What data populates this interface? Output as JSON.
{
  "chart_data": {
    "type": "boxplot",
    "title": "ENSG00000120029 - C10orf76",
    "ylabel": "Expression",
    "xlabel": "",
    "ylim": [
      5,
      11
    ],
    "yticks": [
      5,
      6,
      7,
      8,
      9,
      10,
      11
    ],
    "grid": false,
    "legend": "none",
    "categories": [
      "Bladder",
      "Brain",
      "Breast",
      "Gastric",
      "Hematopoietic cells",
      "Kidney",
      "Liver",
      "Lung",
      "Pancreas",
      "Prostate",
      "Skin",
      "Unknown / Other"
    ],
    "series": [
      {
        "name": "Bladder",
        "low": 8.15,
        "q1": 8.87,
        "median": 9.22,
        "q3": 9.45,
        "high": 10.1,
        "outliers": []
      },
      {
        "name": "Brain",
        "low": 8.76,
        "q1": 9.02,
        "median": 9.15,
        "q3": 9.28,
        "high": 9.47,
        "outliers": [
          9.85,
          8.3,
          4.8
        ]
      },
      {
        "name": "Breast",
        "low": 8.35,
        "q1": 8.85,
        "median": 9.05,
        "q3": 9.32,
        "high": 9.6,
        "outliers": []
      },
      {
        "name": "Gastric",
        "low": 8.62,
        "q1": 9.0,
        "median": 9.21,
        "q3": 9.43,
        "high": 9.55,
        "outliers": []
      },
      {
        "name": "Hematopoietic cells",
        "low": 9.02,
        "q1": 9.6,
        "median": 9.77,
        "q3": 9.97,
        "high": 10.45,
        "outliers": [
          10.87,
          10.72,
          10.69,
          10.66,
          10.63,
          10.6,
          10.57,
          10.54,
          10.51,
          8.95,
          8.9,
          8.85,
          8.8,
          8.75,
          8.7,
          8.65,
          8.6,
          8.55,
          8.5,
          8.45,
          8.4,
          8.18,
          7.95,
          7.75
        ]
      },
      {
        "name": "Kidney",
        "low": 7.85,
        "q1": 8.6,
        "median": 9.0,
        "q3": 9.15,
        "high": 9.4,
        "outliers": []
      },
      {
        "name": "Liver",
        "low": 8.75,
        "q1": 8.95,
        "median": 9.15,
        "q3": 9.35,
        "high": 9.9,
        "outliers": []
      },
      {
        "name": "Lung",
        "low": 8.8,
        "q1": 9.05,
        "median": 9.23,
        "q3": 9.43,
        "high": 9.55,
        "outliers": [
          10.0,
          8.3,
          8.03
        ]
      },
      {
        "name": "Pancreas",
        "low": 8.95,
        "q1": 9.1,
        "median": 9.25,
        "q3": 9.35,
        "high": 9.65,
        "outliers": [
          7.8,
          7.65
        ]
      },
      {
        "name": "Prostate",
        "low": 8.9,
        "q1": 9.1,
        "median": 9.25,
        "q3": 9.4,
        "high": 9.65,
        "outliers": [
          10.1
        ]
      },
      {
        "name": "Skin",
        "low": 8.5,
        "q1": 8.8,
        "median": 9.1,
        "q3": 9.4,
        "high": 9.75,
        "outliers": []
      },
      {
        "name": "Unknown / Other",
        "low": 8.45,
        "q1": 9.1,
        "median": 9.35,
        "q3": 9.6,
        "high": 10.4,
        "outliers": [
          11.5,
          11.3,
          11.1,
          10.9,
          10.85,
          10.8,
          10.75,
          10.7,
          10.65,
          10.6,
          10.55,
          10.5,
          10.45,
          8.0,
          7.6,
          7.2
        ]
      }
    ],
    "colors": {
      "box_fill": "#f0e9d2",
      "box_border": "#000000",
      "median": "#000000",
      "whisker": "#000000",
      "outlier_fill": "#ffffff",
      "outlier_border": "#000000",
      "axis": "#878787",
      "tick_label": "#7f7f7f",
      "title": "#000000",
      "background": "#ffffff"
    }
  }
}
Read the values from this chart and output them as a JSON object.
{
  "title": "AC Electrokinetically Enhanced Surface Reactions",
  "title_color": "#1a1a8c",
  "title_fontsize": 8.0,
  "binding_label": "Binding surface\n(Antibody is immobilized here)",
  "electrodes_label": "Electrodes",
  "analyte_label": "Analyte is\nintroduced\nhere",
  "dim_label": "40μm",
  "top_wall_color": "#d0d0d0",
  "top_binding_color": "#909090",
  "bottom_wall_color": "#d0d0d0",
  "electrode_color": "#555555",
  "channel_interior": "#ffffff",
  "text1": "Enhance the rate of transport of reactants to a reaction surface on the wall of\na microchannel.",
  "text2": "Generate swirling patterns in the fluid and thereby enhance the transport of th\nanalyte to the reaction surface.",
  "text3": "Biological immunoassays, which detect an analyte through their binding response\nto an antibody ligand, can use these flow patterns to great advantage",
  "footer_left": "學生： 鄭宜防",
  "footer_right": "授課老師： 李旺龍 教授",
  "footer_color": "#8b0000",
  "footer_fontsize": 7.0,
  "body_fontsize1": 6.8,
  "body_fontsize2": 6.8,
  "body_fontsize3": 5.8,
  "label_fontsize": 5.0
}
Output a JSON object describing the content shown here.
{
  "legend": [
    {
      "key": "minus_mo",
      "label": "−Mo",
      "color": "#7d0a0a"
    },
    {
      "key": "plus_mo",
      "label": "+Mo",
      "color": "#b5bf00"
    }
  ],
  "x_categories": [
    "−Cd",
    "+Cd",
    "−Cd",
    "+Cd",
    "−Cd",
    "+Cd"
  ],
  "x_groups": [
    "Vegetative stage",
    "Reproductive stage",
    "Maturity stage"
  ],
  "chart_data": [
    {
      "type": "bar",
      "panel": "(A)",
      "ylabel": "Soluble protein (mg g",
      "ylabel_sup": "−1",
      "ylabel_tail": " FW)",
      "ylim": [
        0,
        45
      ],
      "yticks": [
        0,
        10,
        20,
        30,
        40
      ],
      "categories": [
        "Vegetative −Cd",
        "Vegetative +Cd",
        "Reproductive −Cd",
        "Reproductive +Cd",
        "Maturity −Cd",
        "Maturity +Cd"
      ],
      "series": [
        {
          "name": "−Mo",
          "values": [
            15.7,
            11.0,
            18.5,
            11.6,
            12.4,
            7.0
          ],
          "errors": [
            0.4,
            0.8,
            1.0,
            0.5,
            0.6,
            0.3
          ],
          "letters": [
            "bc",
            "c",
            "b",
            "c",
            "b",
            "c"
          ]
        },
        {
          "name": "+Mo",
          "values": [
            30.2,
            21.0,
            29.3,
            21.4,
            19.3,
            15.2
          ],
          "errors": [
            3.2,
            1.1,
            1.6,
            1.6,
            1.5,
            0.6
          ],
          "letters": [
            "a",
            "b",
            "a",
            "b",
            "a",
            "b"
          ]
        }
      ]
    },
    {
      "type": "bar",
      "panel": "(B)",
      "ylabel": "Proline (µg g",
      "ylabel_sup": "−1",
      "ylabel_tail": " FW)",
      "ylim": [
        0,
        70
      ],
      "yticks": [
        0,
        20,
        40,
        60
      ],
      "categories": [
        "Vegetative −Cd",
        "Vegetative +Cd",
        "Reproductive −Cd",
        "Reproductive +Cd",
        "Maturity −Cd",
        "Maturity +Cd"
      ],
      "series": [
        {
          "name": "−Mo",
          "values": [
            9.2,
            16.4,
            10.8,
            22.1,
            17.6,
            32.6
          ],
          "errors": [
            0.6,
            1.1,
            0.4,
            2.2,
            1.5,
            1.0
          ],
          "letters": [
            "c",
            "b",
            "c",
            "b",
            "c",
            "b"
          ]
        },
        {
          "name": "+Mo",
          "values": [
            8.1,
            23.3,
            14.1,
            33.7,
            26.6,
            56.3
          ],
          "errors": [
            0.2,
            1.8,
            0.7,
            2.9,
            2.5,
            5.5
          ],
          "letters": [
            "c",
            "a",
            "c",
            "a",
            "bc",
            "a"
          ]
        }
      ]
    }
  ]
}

=== EXERCISE OBJECTIVE ===
Give the listing again, word for word.

=== SOLVED PROBLEM ===
What data populates this interface? Output as JSON.
{
  "chart_data": {
    "type": "boxplot",
    "title": "ENSG00000120029 - C10orf76",
    "ylabel": "Expression",
    "xlabel": "",
    "ylim": [
      5,
      11
    ],
    "yticks": [
      5,
      6,
      7,
      8,
      9,
      10,
      11
    ],
    "grid": false,
    "legend": "none",
    "categories": [
      "Bladder",
      "Brain",
      "Breast",
      "Gastric",
      "Hematopoietic cells",
      "Kidney",
      "Liver",
      "Lung",
      "Pancreas",
      "Prostate",
      "Skin",
      "Unknown / Other"
    ],
    "series": [
      {
        "name": "Bladder",
        "low": 8.15,
        "q1": 8.87,
        "median": 9.22,
        "q3": 9.45,
        "high": 10.1,
        "outliers": []
      },
      {
        "name": "Brain",
        "low": 8.76,
        "q1": 9.02,
        "median": 9.15,
        "q3": 9.28,
        "high": 9.47,
        "outliers": [
          9.85,
          8.3,
          4.8
        ]
      },
      {
        "name": "Breast",
        "low": 8.35,
        "q1": 8.85,
        "median": 9.05,
        "q3": 9.32,
        "high": 9.6,
        "outliers": []
      },
      {
        "name": "Gastric",
        "low": 8.62,
        "q1": 9.0,
        "median": 9.21,
        "q3": 9.43,
        "high": 9.55,
        "outliers": []
      },
      {
        "name": "Hematopoietic cells",
        "low": 9.02,
        "q1": 9.6,
        "median": 9.77,
        "q3": 9.97,
        "high": 10.45,
        "outliers": [
          10.87,
          10.72,
          10.69,
          10.66,
          10.63,
          10.6,
          10.57,
          10.54,
          10.51,
          8.95,
          8.9,
          8.85,
          8.8,
          8.75,
          8.7,
          8.65,
          8.6,
          8.55,
          8.5,
          8.45,
          8.4,
          8.18,
          7.95,
          7.75
        ]
      },
      {
        "name": "Kidney",
        "low": 7.85,
        "q1": 8.6,
        "median": 9.0,
        "q3": 9.15,
        "high": 9.4,
        "outliers": []
      },
      {
        "name": "Liver",
        "low": 8.75,
        "q1": 8.95,
        "median": 9.15,
        "q3": 9.35,
        "high": 9.9,
        "outliers": []
      },
      {
        "name": "Lung",
        "low": 8.8,
        "q1": 9.05,
        "median": 9.23,
        "q3": 9.43,
        "high": 9.55,
        "outliers": [
          10.0,
          8.3,
          8.03
        ]
      },
      {
        "name": "Pancreas",
        "low": 8.95,
        "q1": 9.1,
        "median": 9.25,
        "q3": 9.35,
        "high": 9.65,
        "outliers": [
          7.8,
          7.65
        ]
      },
      {
        "name": "Prostate",
        "low": 8.9,
        "q1": 9.1,
        "median": 9.25,
        "q3": 9.4,
        "high": 9.65,
        "outliers": [
          10.1
        ]
      },
      {
        "name": "Skin",
        "low": 8.5,
        "q1": 8.8,
        "median": 9.1,
        "q3": 9.4,
        "high": 9.75,
        "outliers": []
      },
      {
        "name": "Unknown / Other",
        "low": 8.45,
        "q1": 9.1,
        "median": 9.35,
        "q3": 9.6,
        "high": 10.4,
        "outliers": [
          11.5,
          11.3,
          11.1,
          10.9,
          10.85,
          10.8,
          10.75,
          10.7,
          10.65,
          10.6,
          10.55,
          10.5,
          10.45,
          8.0,
          7.6,
          7.2
        ]
      }
    ],
    "colors": {
      "box_fill": "#f0e9d2",
      "box_border": "#000000",
      "median": "#000000",
      "whisker": "#000000",
      "outlier_fill": "#ffffff",
      "outlier_border": "#000000",
      "axis": "#878787",
      "tick_label": "#7f7f7f",
      "title": "#000000",
      "background": "#ffffff"
    }
  }
}
Read the values from this chart and output them as a JSON object.
{
  "title": "AC Electrokinetically Enhanced Surface Reactions",
  "title_color": "#1a1a8c",
  "title_fontsize": 8.0,
  "binding_label": "Binding surface\n(Antibody is immobilized here)",
  "electrodes_label": "Electrodes",
  "analyte_label": "Analyte is\nintroduced\nhere",
  "dim_label": "40μm",
  "top_wall_color": "#d0d0d0",
  "top_binding_color": "#909090",
  "bottom_wall_color": "#d0d0d0",
  "electrode_color": "#555555",
  "channel_interior": "#ffffff",
  "text1": "Enhance the rate of transport of reactants to a reaction surface on the wall of\na microchannel.",
  "text2": "Generate swirling patterns in the fluid and thereby enhance the transport of th\nanalyte to the reaction surface.",
  "text3": "Biological immunoassays, which detect an analyte through their binding response\nto an antibody ligand, can use these flow patterns to great advantage",
  "footer_left": "學生： 鄭宜防",
  "footer_right": "授課老師： 李旺龍 教授",
  "footer_color": "#8b0000",
  "footer_fontsize": 7.0,
  "body_fontsize1": 6.8,
  "body_fontsize2": 6.8,
  "body_fontsize3": 5.8,
  "label_fontsize": 5.0
}
Output a JSON object describing the content shown here.
{
  "legend": [
    {
      "key": "minus_mo",
      "label": "−Mo",
      "color": "#7d0a0a"
    },
    {
      "key": "plus_mo",
      "label": "+Mo",
      "color": "#b5bf00"
    }
  ],
  "x_categories": [
    "−Cd",
    "+Cd",
    "−Cd",
    "+Cd",
    "−Cd",
    "+Cd"
  ],
  "x_groups": [
    "Vegetative stage",
    "Reproductive stage",
    "Maturity stage"
  ],
  "chart_data": [
    {
      "type": "bar",
      "panel": "(A)",
      "ylabel": "Soluble protein (mg g",
      "ylabel_sup": "−1",
      "ylabel_tail": " FW)",
      "ylim": [
        0,
        45
      ],
      "yticks": [
        0,
        10,
        20,
        30,
        40
      ],
      "categories": [
        "Vegetative −Cd",
        "Vegetative +Cd",
        "Reproductive −Cd",
        "Reproductive +Cd",
        "Maturity −Cd",
        "Maturity +Cd"
      ],
      "series": [
        {
          "name": "−Mo",
          "values": [
            15.7,
            11.0,
            18.5,
            11.6,
            12.4,
            7.0
          ],
          "errors": [
            0.4,
            0.8,
            1.0,
            0.5,
            0.6,
            0.3
          ],
          "letters": [
            "bc",
            "c",
            "b",
            "c",
            "b",
            "c"
          ]
        },
        {
          "name": "+Mo",
          "values": [
            30.2,
            21.0,
            29.3,
            21.4,
            19.3,
            15.2
          ],
          "errors": [
            3.2,
            1.1,
            1.6,
            1.6,
            1.5,
            0.6
          ],
          "letters": [
            "a",
            "b",
            "a",
            "b",
            "a",
            "b"
          ]
        }
      ]
    },
    {
      "type": "bar",
      "panel": "(B)",
      "ylabel": "Proline (µg g",
      "ylabel_sup": "−1",
      "ylabel_tail": " FW)",
      "ylim": [
        0,
        70
      ],
      "yticks": [
        0,
        20,
        40,
        60
      ],
      "categories": [
        "Vegetative −Cd",
        "Vegetative +Cd",
        "Reproductive −Cd",
        "Reproductive +Cd",
        "Maturity −Cd",
        "Maturity +Cd"
      ],
      "series": [
        {
          "name": "−Mo",
          "values": [
            9.2,
            16.4,
            10.8,
            22.1,
            17.6,
            32.6
          ],
          "errors": [
            0.6,
            1.1,
            0.4,
            2.2,
            1.5,
            1.0
          ],
          "letters": [
            "c",
            "b",
            "c",
            "b",
            "c",
            "b"
          ]
        },
        {
          "name": "+Mo",
          "values": [
            8.1,
            23.3,
            14.1,
            33.7,
            26.6,
            56.3
          ],
          "errors": [
            0.2,
            1.8,
            0.7,
            2.9,
            2.5,
            5.5
          ],
          "letters": [
            "c",
            "a",
            "c",
            "a",
            "bc",
            "a"
          ]
        }
      ]
    }
  ]
}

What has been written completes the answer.